»»

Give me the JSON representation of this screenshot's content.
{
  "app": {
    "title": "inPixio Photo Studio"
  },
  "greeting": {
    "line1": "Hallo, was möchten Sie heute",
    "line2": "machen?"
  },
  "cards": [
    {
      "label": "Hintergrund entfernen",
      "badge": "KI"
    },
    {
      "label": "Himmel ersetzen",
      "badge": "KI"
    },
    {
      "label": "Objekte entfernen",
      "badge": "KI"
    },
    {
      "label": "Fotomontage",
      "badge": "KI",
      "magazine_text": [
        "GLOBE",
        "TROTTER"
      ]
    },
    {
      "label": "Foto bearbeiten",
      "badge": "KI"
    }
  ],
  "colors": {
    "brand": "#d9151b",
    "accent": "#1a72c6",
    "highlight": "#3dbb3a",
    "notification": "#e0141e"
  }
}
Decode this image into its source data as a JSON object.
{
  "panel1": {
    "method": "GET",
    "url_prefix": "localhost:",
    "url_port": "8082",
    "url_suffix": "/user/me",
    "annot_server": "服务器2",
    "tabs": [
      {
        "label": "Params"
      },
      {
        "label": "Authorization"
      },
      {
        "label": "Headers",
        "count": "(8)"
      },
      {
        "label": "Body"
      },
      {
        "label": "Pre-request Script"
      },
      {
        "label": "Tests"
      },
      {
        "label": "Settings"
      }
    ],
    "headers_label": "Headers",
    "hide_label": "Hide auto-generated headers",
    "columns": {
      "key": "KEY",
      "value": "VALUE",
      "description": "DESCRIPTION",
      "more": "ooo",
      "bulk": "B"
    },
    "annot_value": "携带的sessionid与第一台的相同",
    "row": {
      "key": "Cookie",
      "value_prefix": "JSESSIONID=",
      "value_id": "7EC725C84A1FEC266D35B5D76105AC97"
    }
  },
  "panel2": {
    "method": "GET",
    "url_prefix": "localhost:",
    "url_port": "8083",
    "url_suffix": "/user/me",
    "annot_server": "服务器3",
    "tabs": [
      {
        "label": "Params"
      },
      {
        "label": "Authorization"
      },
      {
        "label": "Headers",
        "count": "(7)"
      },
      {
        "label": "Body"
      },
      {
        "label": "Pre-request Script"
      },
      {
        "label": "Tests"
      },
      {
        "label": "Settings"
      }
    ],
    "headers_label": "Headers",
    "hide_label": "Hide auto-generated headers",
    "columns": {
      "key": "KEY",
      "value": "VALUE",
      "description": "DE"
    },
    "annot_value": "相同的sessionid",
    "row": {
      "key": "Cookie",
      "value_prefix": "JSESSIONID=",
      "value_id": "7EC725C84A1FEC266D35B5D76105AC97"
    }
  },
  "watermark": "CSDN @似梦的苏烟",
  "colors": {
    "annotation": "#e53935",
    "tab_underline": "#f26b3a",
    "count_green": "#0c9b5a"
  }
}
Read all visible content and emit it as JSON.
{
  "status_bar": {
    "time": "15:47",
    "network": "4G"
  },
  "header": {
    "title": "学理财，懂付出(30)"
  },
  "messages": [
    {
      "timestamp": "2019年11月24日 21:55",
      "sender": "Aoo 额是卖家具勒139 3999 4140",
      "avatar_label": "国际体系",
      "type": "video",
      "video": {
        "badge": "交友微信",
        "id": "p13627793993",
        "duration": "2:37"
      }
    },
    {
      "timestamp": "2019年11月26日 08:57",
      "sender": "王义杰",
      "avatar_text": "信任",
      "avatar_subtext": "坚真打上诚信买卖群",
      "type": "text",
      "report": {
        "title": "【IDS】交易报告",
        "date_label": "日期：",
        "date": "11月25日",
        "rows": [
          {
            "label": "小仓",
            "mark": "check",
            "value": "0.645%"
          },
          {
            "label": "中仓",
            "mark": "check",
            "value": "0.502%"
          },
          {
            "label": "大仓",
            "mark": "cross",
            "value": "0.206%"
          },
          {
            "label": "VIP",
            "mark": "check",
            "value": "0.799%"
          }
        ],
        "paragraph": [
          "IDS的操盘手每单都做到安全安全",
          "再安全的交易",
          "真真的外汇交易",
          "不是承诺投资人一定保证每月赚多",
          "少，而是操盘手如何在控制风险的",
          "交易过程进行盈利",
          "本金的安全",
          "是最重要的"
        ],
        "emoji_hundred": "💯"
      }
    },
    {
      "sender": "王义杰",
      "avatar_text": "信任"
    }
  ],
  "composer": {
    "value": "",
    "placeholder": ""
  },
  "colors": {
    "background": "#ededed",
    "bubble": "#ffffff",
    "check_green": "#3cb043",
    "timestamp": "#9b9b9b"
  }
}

««

**Work to be completed:** Reproduce all of the records exactly.

**Completed task:**
Give me the JSON representation of this screenshot's content.
{
  "app": {
    "title": "inPixio Photo Studio"
  },
  "greeting": {
    "line1": "Hallo, was möchten Sie heute",
    "line2": "machen?"
  },
  "cards": [
    {
      "label": "Hintergrund entfernen",
      "badge": "KI"
    },
    {
      "label": "Himmel ersetzen",
      "badge": "KI"
    },
    {
      "label": "Objekte entfernen",
      "badge": "KI"
    },
    {
      "label": "Fotomontage",
      "badge": "KI",
      "magazine_text": [
        "GLOBE",
        "TROTTER"
      ]
    },
    {
      "label": "Foto bearbeiten",
      "badge": "KI"
    }
  ],
  "colors": {
    "brand": "#d9151b",
    "accent": "#1a72c6",
    "highlight": "#3dbb3a",
    "notification": "#e0141e"
  }
}
Decode this image into its source data as a JSON object.
{
  "panel1": {
    "method": "GET",
    "url_prefix": "localhost:",
    "url_port": "8082",
    "url_suffix": "/user/me",
    "annot_server": "服务器2",
    "tabs": [
      {
        "label": "Params"
      },
      {
        "label": "Authorization"
      },
      {
        "label": "Headers",
        "count": "(8)"
      },
      {
        "label": "Body"
      },
      {
        "label": "Pre-request Script"
      },
      {
        "label": "Tests"
      },
      {
        "label": "Settings"
      }
    ],
    "headers_label": "Headers",
    "hide_label": "Hide auto-generated headers",
    "columns": {
      "key": "KEY",
      "value": "VALUE",
      "description": "DESCRIPTION",
      "more": "ooo",
      "bulk": "B"
    },
    "annot_value": "携带的sessionid与第一台的相同",
    "row": {
      "key": "Cookie",
      "value_prefix": "JSESSIONID=",
      "value_id": "7EC725C84A1FEC266D35B5D76105AC97"
    }
  },
  "panel2": {
    "method": "GET",
    "url_prefix": "localhost:",
    "url_port": "8083",
    "url_suffix": "/user/me",
    "annot_server": "服务器3",
    "tabs": [
      {
        "label": "Params"
      },
      {
        "label": "Authorization"
      },
      {
        "label": "Headers",
        "count": "(7)"
      },
      {
        "label": "Body"
      },
      {
        "label": "Pre-request Script"
      },
      {
        "label": "Tests"
      },
      {
        "label": "Settings"
      }
    ],
    "headers_label": "Headers",
    "hide_label": "Hide auto-generated headers",
    "columns": {
      "key": "KEY",
      "value": "VALUE",
      "description": "DE"
    },
    "annot_value": "相同的sessionid",
    "row": {
      "key": "Cookie",
      "value_prefix": "JSESSIONID=",
      "value_id": "7EC725C84A1FEC266D35B5D76105AC97"
    }
  },
  "watermark": "CSDN @似梦的苏烟",
  "colors": {
    "annotation": "#e53935",
    "tab_underline": "#f26b3a",
    "count_green": "#0c9b5a"
  }
}
Read all visible content and emit it as JSON.
{
  "status_bar": {
    "time": "15:47",
    "network": "4G"
  },
  "header": {
    "title": "学理财，懂付出(30)"
  },
  "messages": [
    {
      "timestamp": "2019年11月24日 21:55",
      "sender": "Aoo 额是卖家具勒139 3999 4140",
      "avatar_label": "国际体系",
      "type": "video",
      "video": {
        "badge": "交友微信",
        "id": "p13627793993",
        "duration": "2:37"
      }
    },
    {
      "timestamp": "2019年11月26日 08:57",
      "sender": "王义杰",
      "avatar_text": "信任",
      "avatar_subtext": "坚真打上诚信买卖群",
      "type": "text",
      "report": {
        "title": "【IDS】交易报告",
        "date_label": "日期：",
        "date": "11月25日",
        "rows": [
          {
            "label": "小仓",
            "mark": "check",
            "value": "0.645%"
          },
          {
            "label": "中仓",
            "mark": "check",
            "value": "0.502%"
          },
          {
            "label": "大仓",
            "mark": "cross",
            "value": "0.206%"
          },
          {
            "label": "VIP",
            "mark": "check",
            "value": "0.799%"
          }
        ],
        "paragraph": [
          "IDS的操盘手每单都做到安全安全",
          "再安全的交易",
          "真真的外汇交易",
          "不是承诺投资人一定保证每月赚多",
          "少，而是操盘手如何在控制风险的",
          "交易过程进行盈利",
          "本金的安全",
          "是最重要的"
        ],
        "emoji_hundred": "💯"
      }
    },
    {
      "sender": "王义杰",
      "avatar_text": "信任"
    }
  ],
  "composer": {
    "value": "",
    "placeholder": ""
  },
  "colors": {
    "background": "#ededed",
    "bubble": "#ffffff",
    "check_green": "#3cb043",
    "timestamp": "#9b9b9b"
  }
}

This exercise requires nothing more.